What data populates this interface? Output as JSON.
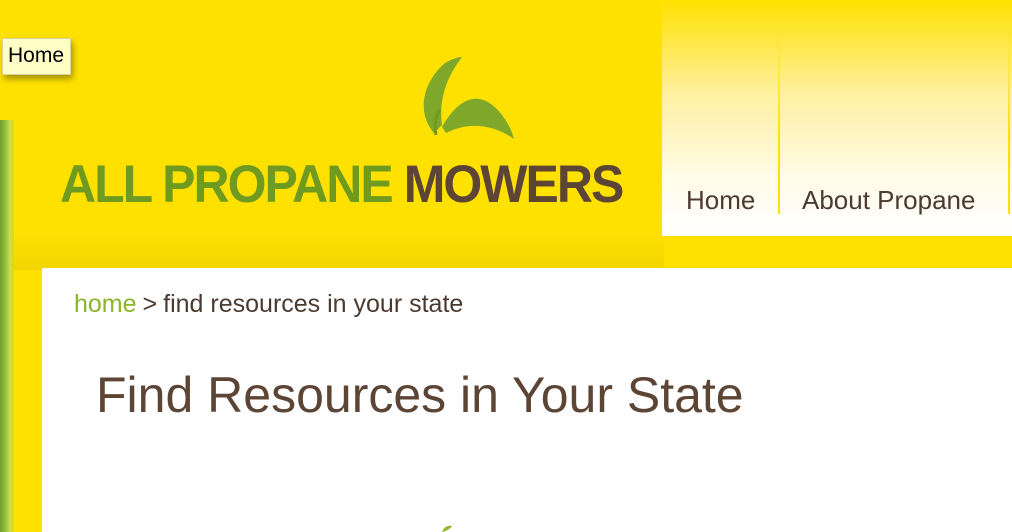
{
  "tooltip": {
    "text": "Home"
  },
  "logo": {
    "word1": "ALL PROPANE",
    "word2": "MOWERS"
  },
  "nav": {
    "items": [
      {
        "label": "Home"
      },
      {
        "label": "About Propane"
      }
    ]
  },
  "breadcrumb": {
    "home_label": "home",
    "separator": ">",
    "current": "find resources in your state"
  },
  "main": {
    "title": "Find Resources in Your State"
  },
  "colors": {
    "header_yellow": "#ffe100",
    "logo_green": "#6e9a1f",
    "logo_brown": "#5d4536",
    "link_green": "#8bb52b",
    "text_brown": "#4a3a2f"
  }
}
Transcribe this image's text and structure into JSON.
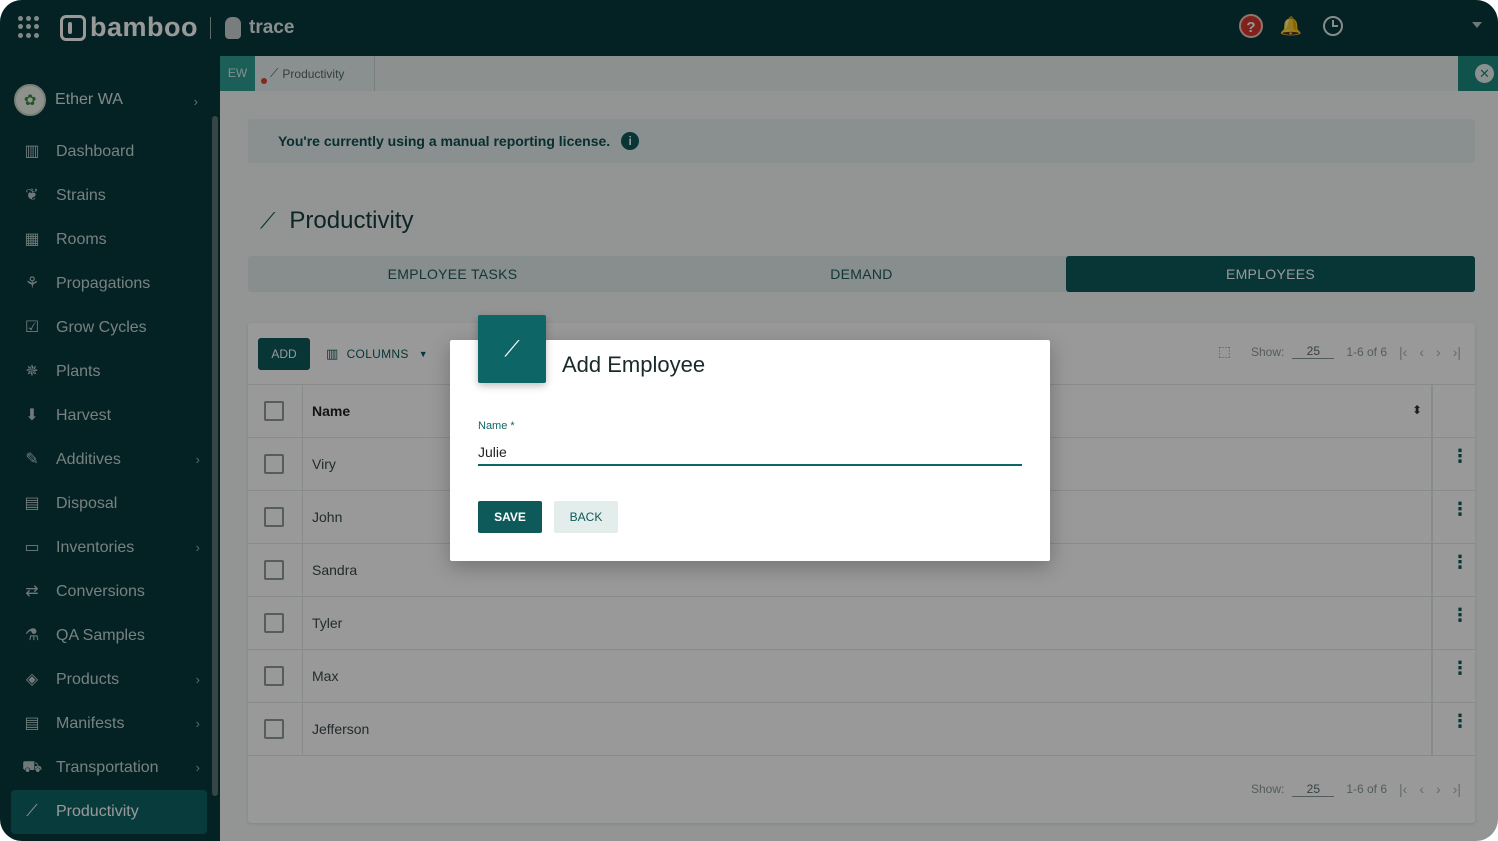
{
  "topbar": {
    "brand": "bamboo",
    "product": "trace",
    "help_glyph": "?"
  },
  "sidebar": {
    "org_name": "Ether WA",
    "items": [
      {
        "label": "Dashboard",
        "icon": "bar-chart-icon",
        "glyph": "▥",
        "has_children": false
      },
      {
        "label": "Strains",
        "icon": "leaf-bowl-icon",
        "glyph": "❦",
        "has_children": false
      },
      {
        "label": "Rooms",
        "icon": "rooms-grid-icon",
        "glyph": "▦",
        "has_children": false
      },
      {
        "label": "Propagations",
        "icon": "sprout-icon",
        "glyph": "⚘",
        "has_children": false
      },
      {
        "label": "Grow Cycles",
        "icon": "clipboard-check-icon",
        "glyph": "☑",
        "has_children": false
      },
      {
        "label": "Plants",
        "icon": "plant-icon",
        "glyph": "✵",
        "has_children": false
      },
      {
        "label": "Harvest",
        "icon": "harvest-tray-icon",
        "glyph": "⬇",
        "has_children": false
      },
      {
        "label": "Additives",
        "icon": "dropper-icon",
        "glyph": "✎",
        "has_children": true
      },
      {
        "label": "Disposal",
        "icon": "disposal-bin-icon",
        "glyph": "▤",
        "has_children": false
      },
      {
        "label": "Inventories",
        "icon": "inventory-box-icon",
        "glyph": "▭",
        "has_children": true
      },
      {
        "label": "Conversions",
        "icon": "swap-arrows-icon",
        "glyph": "⇄",
        "has_children": false
      },
      {
        "label": "QA Samples",
        "icon": "flask-icon",
        "glyph": "⚗",
        "has_children": false
      },
      {
        "label": "Products",
        "icon": "product-bag-icon",
        "glyph": "◈",
        "has_children": true
      },
      {
        "label": "Manifests",
        "icon": "document-icon",
        "glyph": "▤",
        "has_children": true
      },
      {
        "label": "Transportation",
        "icon": "truck-icon",
        "glyph": "⛟",
        "has_children": true
      },
      {
        "label": "Productivity",
        "icon": "trend-line-icon",
        "glyph": "⟋",
        "has_children": false,
        "active": true
      }
    ]
  },
  "tabstrip": {
    "badge": "EW",
    "open_tab": "Productivity"
  },
  "license_notice": "You're currently using a manual reporting license.",
  "page_title": "Productivity",
  "tabs": [
    {
      "label": "EMPLOYEE TASKS",
      "active": false
    },
    {
      "label": "DEMAND",
      "active": false
    },
    {
      "label": "EMPLOYEES",
      "active": true
    }
  ],
  "toolbar": {
    "add_label": "ADD",
    "columns_label": "COLUMNS"
  },
  "pager": {
    "show_label": "Show:",
    "page_size": "25",
    "range": "1-6 of 6"
  },
  "table": {
    "column_name": "Name",
    "rows": [
      "Viry",
      "John",
      "Sandra",
      "Tyler",
      "Max",
      "Jefferson"
    ]
  },
  "modal": {
    "title": "Add Employee",
    "field_label": "Name *",
    "field_value": "Julie",
    "save_label": "SAVE",
    "back_label": "BACK"
  },
  "colors": {
    "primary": "#0e5a5b",
    "topbar": "#08393b",
    "accent_strip": "#1b8a80",
    "alert_red": "#d33a2c"
  }
}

» **The task**: List each line in the listing that contains the string "JSON".

» **Final answer**:
What data populates this interface? Output as JSON.
Transcribe this image's text and structure into JSON.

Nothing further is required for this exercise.